[START OF ITEMS]

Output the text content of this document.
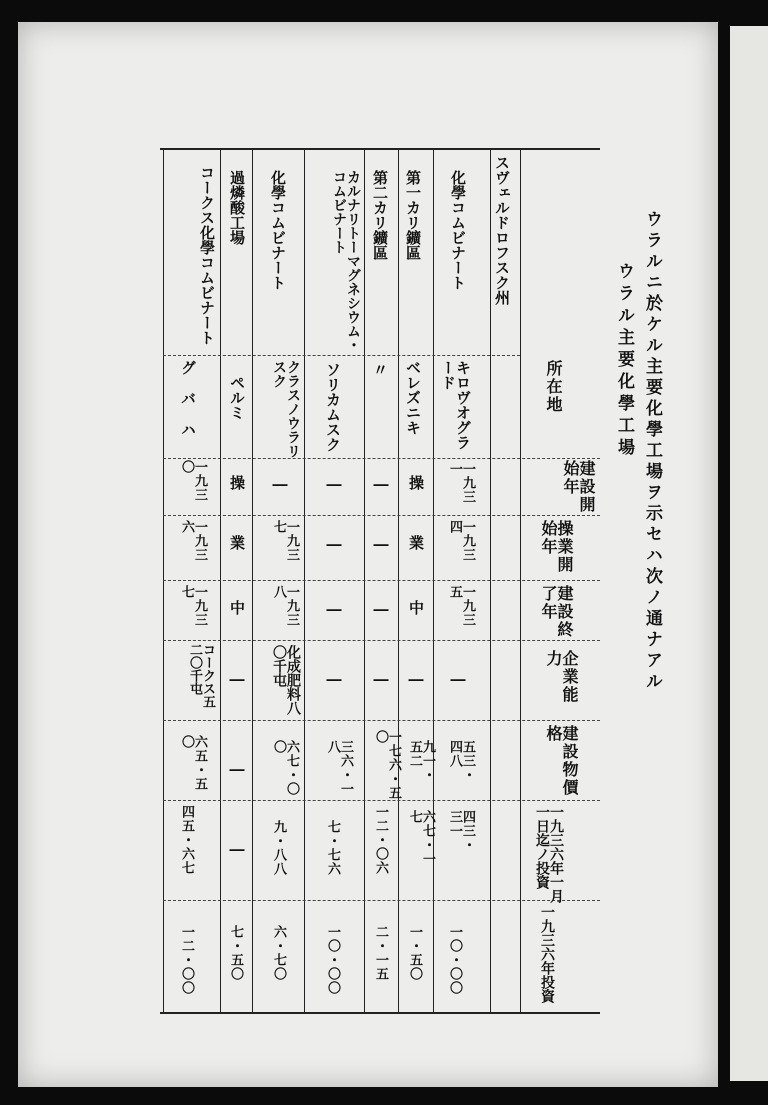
ウラルニ於ケル主要化學工場ヲ示セハ次ノ通ナアル
ウラル主要化學工場
所在地
建設開始年
操業開始年
建設終了年
企業能力
建設物價格
一九三六年一月一日迄ノ投資
一九三六年投資
スヴェルドロフスク州
化學コムビナート
キロヴオグラード
一九三一
一九三四
一九三五
―
五三・四八
四三・三一
一〇・〇〇
第一カリ鑛區
ベレズニキ
操
業
中
―
九一・五二
六七・一七
一・五〇
第二カリ鑛區
〃
―
―
―
―
一七六・五〇
一二・〇六
二・一五
カルナリトーマグネシウム・コムビナート
ソリカムスク
―
―
―
―
三六・一八
七・七六
一〇・〇〇
化學コムビナート
クラスノウラリスク
―
一九三七
一九三八
化成肥料八〇千屯
六七・〇〇
九・八八
六・七〇
過燐酸工場
ペルミ
操
業
中
―
―
―
七・五〇
コークス化學コムビナート
グバハ
一九三〇
一九三六
一九三七
コークス五二〇千屯
六五・五〇
四五・六七
一二・〇〇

[END OF ITEMS]

AIM OF THE EXERCISE - Copy every line above word for word and exclude the pictures.

WORKED ANSWER -
Output the text content of this document.
ウラルニ於ケル主要化學工場ヲ示セハ次ノ通ナアル
ウラル主要化學工場
所在地
建設開始年
操業開始年
建設終了年
企業能力
建設物價格
一九三六年一月一日迄ノ投資
一九三六年投資
スヴェルドロフスク州
化學コムビナート
キロヴオグラード
一九三一
一九三四
一九三五
―
五三・四八
四三・三一
一〇・〇〇
第一カリ鑛區
ベレズニキ
操
業
中
―
九一・五二
六七・一七
一・五〇
第二カリ鑛區
〃
―
―
―
―
一七六・五〇
一二・〇六
二・一五
カルナリトーマグネシウム・コムビナート
ソリカムスク
―
―
―
―
三六・一八
七・七六
一〇・〇〇
化學コムビナート
クラスノウラリスク
―
一九三七
一九三八
化成肥料八〇千屯
六七・〇〇
九・八八
六・七〇
過燐酸工場
ペルミ
操
業
中
―
―
―
七・五〇
コークス化學コムビナート
グバハ
一九三〇
一九三六
一九三七
コークス五二〇千屯
六五・五〇
四五・六七
一二・〇〇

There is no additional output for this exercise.